## EXERCISE TASK
Copy out each line featuring the string "JSON" from the entries beneath.
* begin *
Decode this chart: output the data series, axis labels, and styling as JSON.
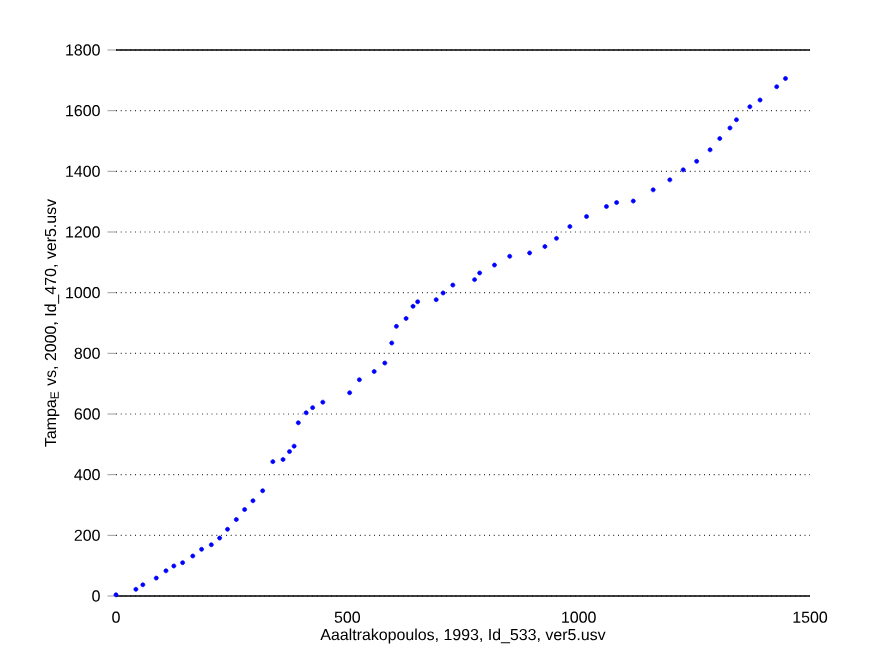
{
  "chart_data": {
    "type": "scatter",
    "xlabel": "Aaaltrakopoulos, 1993, Id_533, ver5.usv",
    "ylabel": "Tampa$_{E}$ vs, 2000, Id_470, ver5.usv",
    "xlim": [
      0,
      1500
    ],
    "xticks": [
      0,
      500,
      1000,
      1500
    ],
    "ylim": [
      0,
      1800
    ],
    "yticks": [
      0,
      200,
      400,
      600,
      800,
      1000,
      1200,
      1400,
      1600,
      1800
    ],
    "grid": "y",
    "series": [
      {
        "color": "#0000ff",
        "x": [
          0,
          43,
          58,
          87,
          108,
          125,
          144,
          166,
          185,
          206,
          224,
          241,
          260,
          278,
          296,
          317,
          339,
          361,
          375,
          385,
          394,
          411,
          425,
          447,
          505,
          526,
          558,
          581,
          596,
          606,
          627,
          642,
          652,
          692,
          707,
          728,
          775,
          786,
          818,
          851,
          894,
          927,
          952,
          981,
          1017,
          1060,
          1082,
          1118,
          1161,
          1197,
          1226,
          1255,
          1284,
          1305,
          1327,
          1341,
          1370,
          1392,
          1428,
          1447
        ],
        "values": [
          4,
          22,
          37,
          59,
          83,
          99,
          110,
          132,
          154,
          169,
          191,
          220,
          252,
          285,
          314,
          347,
          443,
          450,
          476,
          494,
          571,
          604,
          621,
          639,
          670,
          713,
          740,
          768,
          834,
          889,
          915,
          955,
          970,
          977,
          999,
          1025,
          1043,
          1065,
          1091,
          1120,
          1131,
          1152,
          1179,
          1218,
          1251,
          1284,
          1297,
          1302,
          1339,
          1372,
          1405,
          1433,
          1471,
          1508,
          1543,
          1570,
          1613,
          1635,
          1679,
          1706
        ]
      }
    ]
  }
}
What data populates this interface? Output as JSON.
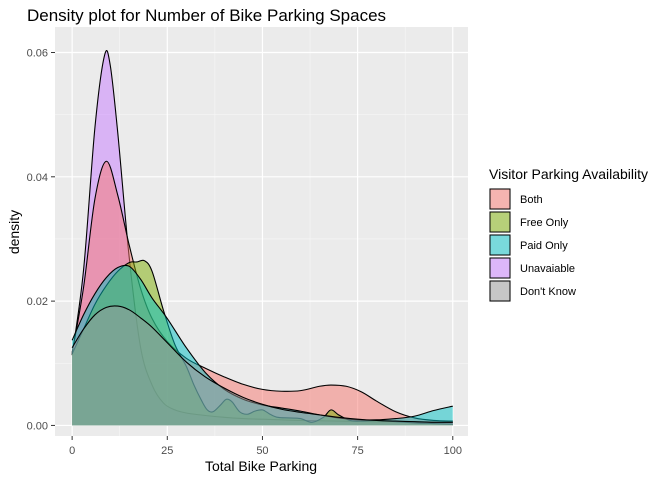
{
  "chart_data": {
    "type": "area",
    "title": "Density plot for Number of Bike Parking Spaces",
    "xlabel": "Total Bike Parking",
    "ylabel": "density",
    "xlim": [
      -4.5,
      104
    ],
    "ylim": [
      -0.0017,
      0.0641
    ],
    "x_ticks": [
      0,
      25,
      50,
      75,
      100
    ],
    "y_ticks": [
      0.0,
      0.02,
      0.04,
      0.06
    ],
    "x_tick_labels": [
      "0",
      "25",
      "50",
      "75",
      "100"
    ],
    "y_tick_labels": [
      "0.00",
      "0.02",
      "0.04",
      "0.06"
    ],
    "grid": true,
    "legend_title": "Visitor Parking Availability",
    "legend_position": "right",
    "series": [
      {
        "name": "Unavaiable",
        "color": "#C77CFF",
        "x": [
          0,
          3,
          6,
          8.5,
          10,
          12,
          15,
          18,
          21,
          24,
          27,
          30,
          35,
          40,
          45,
          50,
          55,
          60,
          70,
          80,
          90,
          100
        ],
        "y": [
          0.0113,
          0.025,
          0.048,
          0.0595,
          0.058,
          0.047,
          0.027,
          0.0125,
          0.0065,
          0.0036,
          0.0025,
          0.002,
          0.0016,
          0.0013,
          0.0011,
          0.001,
          0.0009,
          0.0008,
          0.0007,
          0.0006,
          0.0006,
          0.0005
        ]
      },
      {
        "name": "Both",
        "color": "#F8766D",
        "x": [
          0,
          3,
          6,
          9,
          12,
          15,
          18,
          21,
          25,
          30,
          35,
          40,
          45,
          50,
          55,
          60,
          65,
          68,
          72,
          76,
          80,
          85,
          90,
          95,
          100
        ],
        "y": [
          0.0117,
          0.0222,
          0.0365,
          0.0425,
          0.037,
          0.029,
          0.022,
          0.0172,
          0.0135,
          0.0108,
          0.0092,
          0.0078,
          0.0066,
          0.0058,
          0.0055,
          0.0056,
          0.0063,
          0.0065,
          0.0063,
          0.0054,
          0.0039,
          0.0022,
          0.0012,
          0.0008,
          0.0007
        ]
      },
      {
        "name": "Free Only",
        "color": "#7CAE00",
        "x": [
          0,
          3,
          6,
          9,
          12,
          15,
          17,
          19,
          21,
          24,
          27,
          30,
          32,
          34,
          35.5,
          37,
          39,
          40.5,
          42,
          44,
          46,
          48,
          50,
          52,
          54,
          57,
          60,
          63,
          66,
          68,
          70,
          73,
          76,
          80,
          85,
          90,
          95,
          100
        ],
        "y": [
          0.0115,
          0.0155,
          0.0195,
          0.0225,
          0.0248,
          0.0262,
          0.0263,
          0.0265,
          0.0248,
          0.0185,
          0.013,
          0.0095,
          0.0065,
          0.004,
          0.0025,
          0.0022,
          0.0033,
          0.0042,
          0.0038,
          0.0022,
          0.0018,
          0.0023,
          0.0025,
          0.0018,
          0.0013,
          0.0012,
          0.0011,
          0.0005,
          0.0013,
          0.0025,
          0.0017,
          0.0008,
          0.0007,
          0.0008,
          0.0006,
          0.0004,
          0.0003,
          0.0002
        ]
      },
      {
        "name": "Paid Only",
        "color": "#00BFC4",
        "x": [
          0,
          3,
          6,
          9,
          12,
          15,
          18,
          21,
          25,
          30,
          35,
          40,
          45,
          50,
          55,
          60,
          65,
          70,
          75,
          80,
          85,
          90,
          95,
          100
        ],
        "y": [
          0.0137,
          0.0178,
          0.0212,
          0.0238,
          0.0254,
          0.0256,
          0.0235,
          0.0205,
          0.0172,
          0.0125,
          0.0085,
          0.0058,
          0.0042,
          0.0033,
          0.0028,
          0.0023,
          0.0017,
          0.0012,
          0.0009,
          0.0009,
          0.0011,
          0.0015,
          0.0024,
          0.0031
        ]
      },
      {
        "name": "Don't Know",
        "color": "#999999",
        "x": [
          0,
          3,
          6,
          9,
          12,
          15,
          18,
          21,
          25,
          30,
          35,
          40,
          45,
          50,
          55,
          60,
          65,
          70,
          75,
          80,
          85,
          90,
          95,
          100
        ],
        "y": [
          0.0125,
          0.0155,
          0.0178,
          0.019,
          0.0192,
          0.0186,
          0.0173,
          0.0158,
          0.0133,
          0.0102,
          0.0078,
          0.006,
          0.0045,
          0.0034,
          0.0026,
          0.0021,
          0.0017,
          0.0013,
          0.001,
          0.0008,
          0.0007,
          0.0006,
          0.0005,
          0.0005
        ]
      }
    ]
  }
}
* end *
## SOLVED PROBLEM
Decode this chart: output the data series, axis labels, and styling as JSON.
What data populates this interface? Output as JSON.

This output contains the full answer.